[Given instruction] Below are the records. List every line holding the word "Särskilt".

[Stored items]
>> Start

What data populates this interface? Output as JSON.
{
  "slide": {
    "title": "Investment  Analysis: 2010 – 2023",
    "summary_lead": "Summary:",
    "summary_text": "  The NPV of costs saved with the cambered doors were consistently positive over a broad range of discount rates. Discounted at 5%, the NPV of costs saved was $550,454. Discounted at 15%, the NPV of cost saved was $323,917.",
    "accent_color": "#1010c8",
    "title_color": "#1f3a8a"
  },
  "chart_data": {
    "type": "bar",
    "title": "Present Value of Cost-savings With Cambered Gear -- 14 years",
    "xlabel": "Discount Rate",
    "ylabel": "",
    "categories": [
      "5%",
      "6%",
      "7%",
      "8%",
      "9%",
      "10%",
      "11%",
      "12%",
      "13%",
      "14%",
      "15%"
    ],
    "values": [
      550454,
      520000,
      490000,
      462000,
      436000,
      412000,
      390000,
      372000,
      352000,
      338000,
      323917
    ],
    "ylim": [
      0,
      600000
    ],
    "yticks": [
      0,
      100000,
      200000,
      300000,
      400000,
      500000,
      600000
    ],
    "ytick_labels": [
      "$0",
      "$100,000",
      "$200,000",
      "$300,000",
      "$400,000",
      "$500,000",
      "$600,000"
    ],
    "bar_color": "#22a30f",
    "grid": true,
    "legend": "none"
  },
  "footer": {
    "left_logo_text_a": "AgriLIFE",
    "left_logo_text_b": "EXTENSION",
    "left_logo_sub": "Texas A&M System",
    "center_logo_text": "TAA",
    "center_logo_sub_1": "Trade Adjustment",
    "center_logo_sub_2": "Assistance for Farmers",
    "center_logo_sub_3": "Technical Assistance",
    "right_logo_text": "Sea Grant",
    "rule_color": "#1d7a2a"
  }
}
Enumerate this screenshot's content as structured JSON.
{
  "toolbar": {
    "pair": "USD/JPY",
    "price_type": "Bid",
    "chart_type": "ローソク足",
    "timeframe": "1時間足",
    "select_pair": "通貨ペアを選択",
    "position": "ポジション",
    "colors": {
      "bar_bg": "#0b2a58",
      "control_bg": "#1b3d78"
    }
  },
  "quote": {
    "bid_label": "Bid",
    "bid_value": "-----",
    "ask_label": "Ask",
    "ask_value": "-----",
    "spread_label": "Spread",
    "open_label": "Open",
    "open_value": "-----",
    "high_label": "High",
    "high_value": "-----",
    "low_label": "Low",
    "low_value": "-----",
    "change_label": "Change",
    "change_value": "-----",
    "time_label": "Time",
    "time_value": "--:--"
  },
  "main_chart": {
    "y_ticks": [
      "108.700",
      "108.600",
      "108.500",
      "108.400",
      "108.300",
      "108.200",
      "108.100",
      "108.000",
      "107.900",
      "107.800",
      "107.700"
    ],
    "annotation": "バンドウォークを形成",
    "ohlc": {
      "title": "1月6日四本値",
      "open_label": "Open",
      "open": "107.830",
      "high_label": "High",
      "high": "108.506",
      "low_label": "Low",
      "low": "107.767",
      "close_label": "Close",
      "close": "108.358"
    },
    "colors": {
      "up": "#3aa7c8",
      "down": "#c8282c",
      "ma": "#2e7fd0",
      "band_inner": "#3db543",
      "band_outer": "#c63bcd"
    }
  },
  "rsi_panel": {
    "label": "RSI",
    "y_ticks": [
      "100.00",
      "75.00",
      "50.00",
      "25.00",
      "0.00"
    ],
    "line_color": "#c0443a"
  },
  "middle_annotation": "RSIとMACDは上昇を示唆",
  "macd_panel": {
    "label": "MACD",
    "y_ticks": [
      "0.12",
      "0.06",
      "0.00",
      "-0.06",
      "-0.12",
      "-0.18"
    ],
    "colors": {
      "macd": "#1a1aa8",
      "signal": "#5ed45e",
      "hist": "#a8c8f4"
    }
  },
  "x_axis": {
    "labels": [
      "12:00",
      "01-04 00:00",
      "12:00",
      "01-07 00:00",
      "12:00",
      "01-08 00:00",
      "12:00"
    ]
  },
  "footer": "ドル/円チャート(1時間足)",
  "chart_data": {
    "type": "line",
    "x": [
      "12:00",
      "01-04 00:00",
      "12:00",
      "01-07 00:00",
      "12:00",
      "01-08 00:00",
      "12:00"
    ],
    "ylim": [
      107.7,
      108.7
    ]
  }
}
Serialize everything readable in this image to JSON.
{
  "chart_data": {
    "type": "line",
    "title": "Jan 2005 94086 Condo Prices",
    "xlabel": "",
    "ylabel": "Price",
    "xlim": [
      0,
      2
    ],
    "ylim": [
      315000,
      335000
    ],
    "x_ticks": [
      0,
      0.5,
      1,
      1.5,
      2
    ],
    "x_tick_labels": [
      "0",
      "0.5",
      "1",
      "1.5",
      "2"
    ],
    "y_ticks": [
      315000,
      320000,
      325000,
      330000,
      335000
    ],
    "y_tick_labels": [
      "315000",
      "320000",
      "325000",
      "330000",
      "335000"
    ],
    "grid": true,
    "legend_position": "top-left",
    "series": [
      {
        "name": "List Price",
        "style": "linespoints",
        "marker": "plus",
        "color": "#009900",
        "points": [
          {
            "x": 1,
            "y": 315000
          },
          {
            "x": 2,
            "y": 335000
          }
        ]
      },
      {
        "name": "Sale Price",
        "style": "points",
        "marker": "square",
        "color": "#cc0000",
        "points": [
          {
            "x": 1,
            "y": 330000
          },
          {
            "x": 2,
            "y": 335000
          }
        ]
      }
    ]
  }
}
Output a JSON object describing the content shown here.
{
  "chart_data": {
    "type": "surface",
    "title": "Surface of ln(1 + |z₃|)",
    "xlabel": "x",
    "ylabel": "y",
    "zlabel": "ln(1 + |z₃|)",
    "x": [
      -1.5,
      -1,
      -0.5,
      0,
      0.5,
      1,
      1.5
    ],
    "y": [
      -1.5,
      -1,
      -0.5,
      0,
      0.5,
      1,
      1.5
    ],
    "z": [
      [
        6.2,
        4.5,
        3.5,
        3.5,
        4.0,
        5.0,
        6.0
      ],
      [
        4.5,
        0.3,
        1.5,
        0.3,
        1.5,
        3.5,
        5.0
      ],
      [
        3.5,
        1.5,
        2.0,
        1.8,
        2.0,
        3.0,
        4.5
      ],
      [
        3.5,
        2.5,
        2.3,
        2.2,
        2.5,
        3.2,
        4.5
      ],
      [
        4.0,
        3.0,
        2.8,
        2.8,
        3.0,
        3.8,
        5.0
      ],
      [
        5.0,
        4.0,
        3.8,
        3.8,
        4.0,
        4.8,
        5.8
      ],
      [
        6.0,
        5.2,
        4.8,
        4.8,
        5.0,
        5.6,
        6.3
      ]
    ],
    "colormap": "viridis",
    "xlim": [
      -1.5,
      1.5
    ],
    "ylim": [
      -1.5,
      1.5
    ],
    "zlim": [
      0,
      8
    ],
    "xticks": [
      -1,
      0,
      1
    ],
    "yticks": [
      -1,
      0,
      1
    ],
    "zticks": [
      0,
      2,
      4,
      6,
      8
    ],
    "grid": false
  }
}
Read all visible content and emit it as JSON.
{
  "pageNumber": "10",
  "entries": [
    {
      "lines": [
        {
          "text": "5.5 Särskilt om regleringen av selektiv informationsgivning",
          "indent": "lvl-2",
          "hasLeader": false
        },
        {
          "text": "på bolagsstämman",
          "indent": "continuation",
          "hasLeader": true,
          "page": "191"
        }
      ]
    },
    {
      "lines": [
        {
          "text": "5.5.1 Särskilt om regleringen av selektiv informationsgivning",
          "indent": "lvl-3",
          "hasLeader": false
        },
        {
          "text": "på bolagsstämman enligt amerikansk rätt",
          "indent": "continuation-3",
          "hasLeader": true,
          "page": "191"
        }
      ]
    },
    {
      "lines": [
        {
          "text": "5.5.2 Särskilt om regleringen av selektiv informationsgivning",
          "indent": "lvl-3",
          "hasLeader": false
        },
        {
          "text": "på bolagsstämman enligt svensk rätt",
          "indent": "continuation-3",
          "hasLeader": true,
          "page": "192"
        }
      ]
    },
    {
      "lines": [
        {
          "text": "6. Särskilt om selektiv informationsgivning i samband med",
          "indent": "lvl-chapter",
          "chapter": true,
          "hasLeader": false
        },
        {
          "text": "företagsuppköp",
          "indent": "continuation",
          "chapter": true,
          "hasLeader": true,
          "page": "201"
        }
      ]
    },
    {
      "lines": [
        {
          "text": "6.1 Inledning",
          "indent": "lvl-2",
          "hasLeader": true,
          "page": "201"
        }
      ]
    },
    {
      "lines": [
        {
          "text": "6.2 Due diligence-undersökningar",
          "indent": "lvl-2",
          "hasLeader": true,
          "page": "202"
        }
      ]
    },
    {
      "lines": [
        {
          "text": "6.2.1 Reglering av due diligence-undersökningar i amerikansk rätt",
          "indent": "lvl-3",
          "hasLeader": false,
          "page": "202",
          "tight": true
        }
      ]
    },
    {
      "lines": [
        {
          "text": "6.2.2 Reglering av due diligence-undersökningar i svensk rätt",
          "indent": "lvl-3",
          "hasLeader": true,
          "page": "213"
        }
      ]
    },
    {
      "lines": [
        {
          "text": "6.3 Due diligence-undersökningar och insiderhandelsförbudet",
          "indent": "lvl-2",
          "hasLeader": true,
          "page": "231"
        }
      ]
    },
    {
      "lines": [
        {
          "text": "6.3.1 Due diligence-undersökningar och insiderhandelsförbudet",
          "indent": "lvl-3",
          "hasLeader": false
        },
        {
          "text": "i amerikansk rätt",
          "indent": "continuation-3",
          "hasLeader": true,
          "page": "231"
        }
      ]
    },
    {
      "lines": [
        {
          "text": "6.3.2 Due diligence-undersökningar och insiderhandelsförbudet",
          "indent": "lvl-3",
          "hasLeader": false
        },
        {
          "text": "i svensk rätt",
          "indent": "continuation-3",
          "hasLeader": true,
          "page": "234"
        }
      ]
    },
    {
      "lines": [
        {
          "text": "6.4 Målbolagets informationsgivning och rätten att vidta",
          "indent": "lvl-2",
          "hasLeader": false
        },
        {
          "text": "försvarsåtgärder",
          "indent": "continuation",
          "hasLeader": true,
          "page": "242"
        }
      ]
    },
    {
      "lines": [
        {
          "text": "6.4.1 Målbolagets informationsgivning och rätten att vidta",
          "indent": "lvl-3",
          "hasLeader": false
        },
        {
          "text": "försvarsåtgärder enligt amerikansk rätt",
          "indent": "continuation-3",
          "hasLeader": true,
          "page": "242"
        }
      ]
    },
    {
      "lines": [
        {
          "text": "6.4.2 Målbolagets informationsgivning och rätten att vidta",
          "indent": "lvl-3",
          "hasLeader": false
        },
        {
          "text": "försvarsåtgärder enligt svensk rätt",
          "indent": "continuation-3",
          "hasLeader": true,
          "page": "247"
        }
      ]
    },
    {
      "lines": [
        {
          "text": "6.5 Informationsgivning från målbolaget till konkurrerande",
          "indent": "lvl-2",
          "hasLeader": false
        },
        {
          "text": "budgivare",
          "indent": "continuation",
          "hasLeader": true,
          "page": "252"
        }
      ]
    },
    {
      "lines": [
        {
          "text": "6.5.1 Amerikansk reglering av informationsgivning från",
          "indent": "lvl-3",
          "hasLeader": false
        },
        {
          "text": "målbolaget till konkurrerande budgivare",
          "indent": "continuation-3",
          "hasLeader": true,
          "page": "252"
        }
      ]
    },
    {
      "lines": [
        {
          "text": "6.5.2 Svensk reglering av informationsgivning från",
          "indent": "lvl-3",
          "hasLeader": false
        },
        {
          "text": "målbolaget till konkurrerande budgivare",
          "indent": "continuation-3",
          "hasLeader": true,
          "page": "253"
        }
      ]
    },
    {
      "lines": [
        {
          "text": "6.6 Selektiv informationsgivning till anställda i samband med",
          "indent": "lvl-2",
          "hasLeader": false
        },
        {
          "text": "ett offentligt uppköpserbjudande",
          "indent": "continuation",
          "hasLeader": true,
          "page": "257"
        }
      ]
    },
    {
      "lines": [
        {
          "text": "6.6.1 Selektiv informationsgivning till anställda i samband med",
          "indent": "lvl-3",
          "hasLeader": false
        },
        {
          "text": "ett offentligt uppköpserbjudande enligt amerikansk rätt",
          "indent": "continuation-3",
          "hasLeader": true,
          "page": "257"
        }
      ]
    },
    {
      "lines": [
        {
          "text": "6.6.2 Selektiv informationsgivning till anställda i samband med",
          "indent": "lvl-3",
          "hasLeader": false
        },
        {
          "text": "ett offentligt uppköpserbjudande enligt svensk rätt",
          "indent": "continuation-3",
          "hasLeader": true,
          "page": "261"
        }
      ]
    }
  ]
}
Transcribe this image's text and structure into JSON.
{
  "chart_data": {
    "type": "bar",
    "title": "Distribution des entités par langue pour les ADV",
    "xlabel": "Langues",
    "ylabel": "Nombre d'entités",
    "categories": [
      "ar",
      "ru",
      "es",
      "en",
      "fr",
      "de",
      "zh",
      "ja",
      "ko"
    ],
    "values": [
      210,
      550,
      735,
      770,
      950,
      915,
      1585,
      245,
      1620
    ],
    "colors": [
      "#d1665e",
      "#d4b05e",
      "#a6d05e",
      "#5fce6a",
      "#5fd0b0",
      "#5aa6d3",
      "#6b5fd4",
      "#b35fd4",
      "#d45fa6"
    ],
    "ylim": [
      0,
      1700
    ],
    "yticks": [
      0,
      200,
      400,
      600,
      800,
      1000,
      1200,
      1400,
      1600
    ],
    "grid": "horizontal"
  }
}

>> End

[Task solution]
          "text": "5.5 Särskilt om regleringen av selektiv informationsgivning",
          "text": "5.5.1 Särskilt om regleringen av selektiv informationsgivning",
          "text": "5.5.2 Särskilt om regleringen av selektiv informationsgivning",
          "text": "6. Särskilt om selektiv informationsgivning i samband med",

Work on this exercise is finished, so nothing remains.